> THE PROBLEM
From the entries that follow, pick out all lines holding "year".

> DATASET EXTRACT
§ §

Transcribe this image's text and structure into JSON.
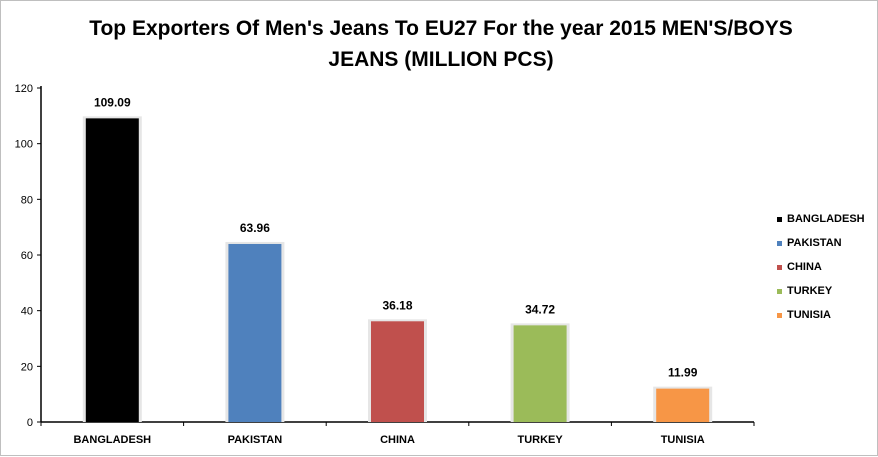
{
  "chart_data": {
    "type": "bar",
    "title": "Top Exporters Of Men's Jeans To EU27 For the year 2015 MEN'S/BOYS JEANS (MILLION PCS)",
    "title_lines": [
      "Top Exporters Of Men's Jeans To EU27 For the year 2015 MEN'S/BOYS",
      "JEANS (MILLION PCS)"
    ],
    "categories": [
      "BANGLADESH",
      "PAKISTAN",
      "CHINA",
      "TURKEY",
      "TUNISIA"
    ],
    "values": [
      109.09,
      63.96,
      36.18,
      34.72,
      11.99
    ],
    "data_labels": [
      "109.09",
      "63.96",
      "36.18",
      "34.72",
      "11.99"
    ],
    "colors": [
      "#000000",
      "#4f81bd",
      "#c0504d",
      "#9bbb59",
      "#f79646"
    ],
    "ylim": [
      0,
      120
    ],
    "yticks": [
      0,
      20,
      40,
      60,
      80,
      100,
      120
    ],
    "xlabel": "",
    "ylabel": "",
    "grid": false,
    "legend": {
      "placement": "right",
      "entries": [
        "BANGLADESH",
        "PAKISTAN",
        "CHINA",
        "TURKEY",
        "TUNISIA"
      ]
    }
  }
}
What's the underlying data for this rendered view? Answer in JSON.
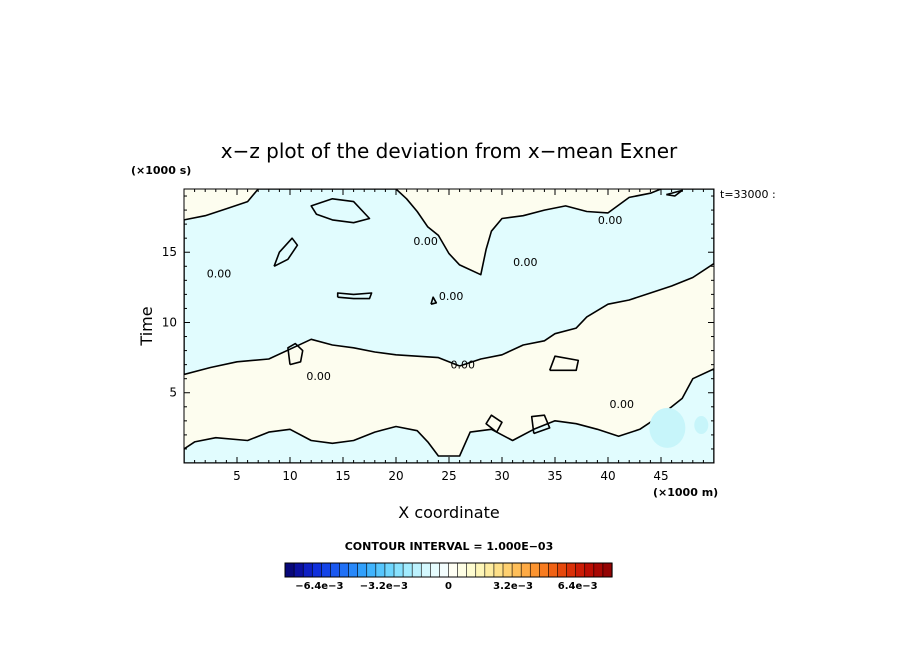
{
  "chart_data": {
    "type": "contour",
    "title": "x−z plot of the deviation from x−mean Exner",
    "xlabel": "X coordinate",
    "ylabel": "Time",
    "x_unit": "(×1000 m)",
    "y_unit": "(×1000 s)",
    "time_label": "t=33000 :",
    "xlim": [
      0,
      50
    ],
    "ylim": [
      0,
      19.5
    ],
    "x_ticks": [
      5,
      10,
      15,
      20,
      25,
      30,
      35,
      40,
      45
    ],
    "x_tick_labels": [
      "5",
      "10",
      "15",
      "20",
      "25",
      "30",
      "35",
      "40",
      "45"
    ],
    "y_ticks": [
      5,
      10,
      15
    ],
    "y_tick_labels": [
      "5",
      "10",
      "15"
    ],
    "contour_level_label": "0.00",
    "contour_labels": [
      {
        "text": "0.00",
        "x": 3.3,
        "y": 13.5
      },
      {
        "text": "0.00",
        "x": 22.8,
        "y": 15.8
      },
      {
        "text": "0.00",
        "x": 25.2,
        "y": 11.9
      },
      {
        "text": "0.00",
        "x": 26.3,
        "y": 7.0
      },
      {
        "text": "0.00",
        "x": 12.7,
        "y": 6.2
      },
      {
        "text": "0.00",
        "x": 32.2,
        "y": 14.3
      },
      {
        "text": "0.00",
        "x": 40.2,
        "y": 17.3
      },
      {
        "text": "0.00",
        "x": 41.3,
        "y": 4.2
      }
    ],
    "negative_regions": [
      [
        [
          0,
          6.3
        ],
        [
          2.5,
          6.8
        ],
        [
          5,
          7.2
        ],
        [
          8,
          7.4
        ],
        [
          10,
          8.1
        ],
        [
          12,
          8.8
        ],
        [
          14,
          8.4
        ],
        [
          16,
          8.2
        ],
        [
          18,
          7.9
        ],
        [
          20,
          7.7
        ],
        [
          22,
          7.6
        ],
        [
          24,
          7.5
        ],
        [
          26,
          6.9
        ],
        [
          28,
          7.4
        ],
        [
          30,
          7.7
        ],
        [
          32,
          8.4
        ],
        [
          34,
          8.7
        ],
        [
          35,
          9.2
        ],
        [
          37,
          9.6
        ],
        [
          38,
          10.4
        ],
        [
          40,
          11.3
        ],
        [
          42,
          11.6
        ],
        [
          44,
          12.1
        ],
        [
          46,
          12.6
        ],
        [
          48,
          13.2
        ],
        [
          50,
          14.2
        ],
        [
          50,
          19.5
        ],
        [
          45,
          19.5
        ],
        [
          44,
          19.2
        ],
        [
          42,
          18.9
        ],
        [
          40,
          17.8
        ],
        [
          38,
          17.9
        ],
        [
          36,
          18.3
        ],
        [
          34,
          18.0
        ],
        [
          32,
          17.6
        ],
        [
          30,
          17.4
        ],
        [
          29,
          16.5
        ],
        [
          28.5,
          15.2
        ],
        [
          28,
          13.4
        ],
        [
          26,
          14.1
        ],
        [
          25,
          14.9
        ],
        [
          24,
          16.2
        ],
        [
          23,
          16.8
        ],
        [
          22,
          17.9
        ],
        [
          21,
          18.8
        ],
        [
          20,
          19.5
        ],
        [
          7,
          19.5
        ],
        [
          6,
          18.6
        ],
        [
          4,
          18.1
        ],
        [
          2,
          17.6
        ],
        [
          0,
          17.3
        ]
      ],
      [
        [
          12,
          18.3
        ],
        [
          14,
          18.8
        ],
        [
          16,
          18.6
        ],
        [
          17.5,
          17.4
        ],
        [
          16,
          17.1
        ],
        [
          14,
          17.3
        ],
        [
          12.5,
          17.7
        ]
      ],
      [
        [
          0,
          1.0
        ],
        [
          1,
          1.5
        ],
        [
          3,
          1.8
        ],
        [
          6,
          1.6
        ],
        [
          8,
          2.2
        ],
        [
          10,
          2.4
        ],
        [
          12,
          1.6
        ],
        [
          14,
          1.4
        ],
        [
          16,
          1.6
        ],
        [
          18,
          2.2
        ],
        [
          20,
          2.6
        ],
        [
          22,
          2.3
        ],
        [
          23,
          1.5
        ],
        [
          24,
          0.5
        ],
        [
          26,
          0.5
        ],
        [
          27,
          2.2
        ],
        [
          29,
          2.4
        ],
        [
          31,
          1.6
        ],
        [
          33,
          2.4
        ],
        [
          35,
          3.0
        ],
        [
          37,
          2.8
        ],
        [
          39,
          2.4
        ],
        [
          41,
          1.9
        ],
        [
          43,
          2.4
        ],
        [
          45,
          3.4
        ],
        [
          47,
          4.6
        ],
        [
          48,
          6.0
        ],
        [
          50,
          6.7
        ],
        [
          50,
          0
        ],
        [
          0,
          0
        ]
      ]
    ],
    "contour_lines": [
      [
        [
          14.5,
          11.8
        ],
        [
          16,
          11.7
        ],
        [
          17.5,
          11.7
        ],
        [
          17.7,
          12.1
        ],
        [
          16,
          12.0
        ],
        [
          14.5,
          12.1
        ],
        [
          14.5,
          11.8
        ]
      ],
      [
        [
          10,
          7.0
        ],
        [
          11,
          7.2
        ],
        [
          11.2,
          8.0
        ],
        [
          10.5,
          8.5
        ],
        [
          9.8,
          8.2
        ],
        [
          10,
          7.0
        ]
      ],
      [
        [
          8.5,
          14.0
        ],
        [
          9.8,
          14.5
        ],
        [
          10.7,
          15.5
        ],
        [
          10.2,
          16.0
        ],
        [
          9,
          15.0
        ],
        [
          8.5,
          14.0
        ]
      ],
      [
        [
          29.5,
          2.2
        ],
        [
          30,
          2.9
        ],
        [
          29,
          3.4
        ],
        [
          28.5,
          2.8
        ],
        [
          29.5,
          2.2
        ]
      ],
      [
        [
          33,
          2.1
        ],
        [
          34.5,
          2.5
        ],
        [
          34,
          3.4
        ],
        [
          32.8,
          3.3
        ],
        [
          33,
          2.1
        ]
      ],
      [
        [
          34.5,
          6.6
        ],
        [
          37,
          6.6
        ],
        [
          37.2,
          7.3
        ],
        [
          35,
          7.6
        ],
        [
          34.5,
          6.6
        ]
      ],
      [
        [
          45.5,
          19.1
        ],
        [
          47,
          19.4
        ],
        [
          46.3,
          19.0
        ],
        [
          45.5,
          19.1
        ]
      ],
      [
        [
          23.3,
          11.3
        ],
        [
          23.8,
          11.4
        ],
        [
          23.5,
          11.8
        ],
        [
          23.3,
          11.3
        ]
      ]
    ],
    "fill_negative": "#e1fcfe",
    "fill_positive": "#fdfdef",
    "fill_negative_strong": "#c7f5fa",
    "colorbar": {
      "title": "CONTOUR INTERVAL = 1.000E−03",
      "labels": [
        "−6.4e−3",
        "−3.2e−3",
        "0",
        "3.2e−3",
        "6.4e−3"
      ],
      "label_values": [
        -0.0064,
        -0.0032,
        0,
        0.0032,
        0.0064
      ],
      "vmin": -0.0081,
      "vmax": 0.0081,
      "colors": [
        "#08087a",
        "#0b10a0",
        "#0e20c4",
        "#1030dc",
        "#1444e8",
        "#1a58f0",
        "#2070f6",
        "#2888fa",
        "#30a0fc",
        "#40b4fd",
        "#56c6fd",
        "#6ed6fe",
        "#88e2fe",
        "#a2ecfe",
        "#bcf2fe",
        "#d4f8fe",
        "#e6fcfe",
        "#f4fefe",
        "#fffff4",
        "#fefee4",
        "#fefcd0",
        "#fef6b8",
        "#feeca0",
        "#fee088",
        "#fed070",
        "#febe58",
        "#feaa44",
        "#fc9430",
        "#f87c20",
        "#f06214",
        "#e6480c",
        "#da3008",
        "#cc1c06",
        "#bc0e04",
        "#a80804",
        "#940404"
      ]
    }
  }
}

§ §

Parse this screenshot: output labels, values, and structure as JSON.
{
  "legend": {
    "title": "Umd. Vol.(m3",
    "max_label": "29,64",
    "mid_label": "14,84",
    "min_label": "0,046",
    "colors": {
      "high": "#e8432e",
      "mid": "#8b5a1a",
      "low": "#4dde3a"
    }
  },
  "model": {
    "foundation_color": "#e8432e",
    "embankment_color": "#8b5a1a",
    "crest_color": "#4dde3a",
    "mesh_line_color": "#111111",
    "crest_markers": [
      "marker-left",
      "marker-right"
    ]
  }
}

§ §

> OUTPUT
    "title": "Top Exporters Of Men's Jeans To EU27 For the year 2015 MEN'S/BOYS JEANS (MILLION PCS)",
      "Top Exporters Of Men's Jeans To EU27 For the year 2015 MEN'S/BOYS",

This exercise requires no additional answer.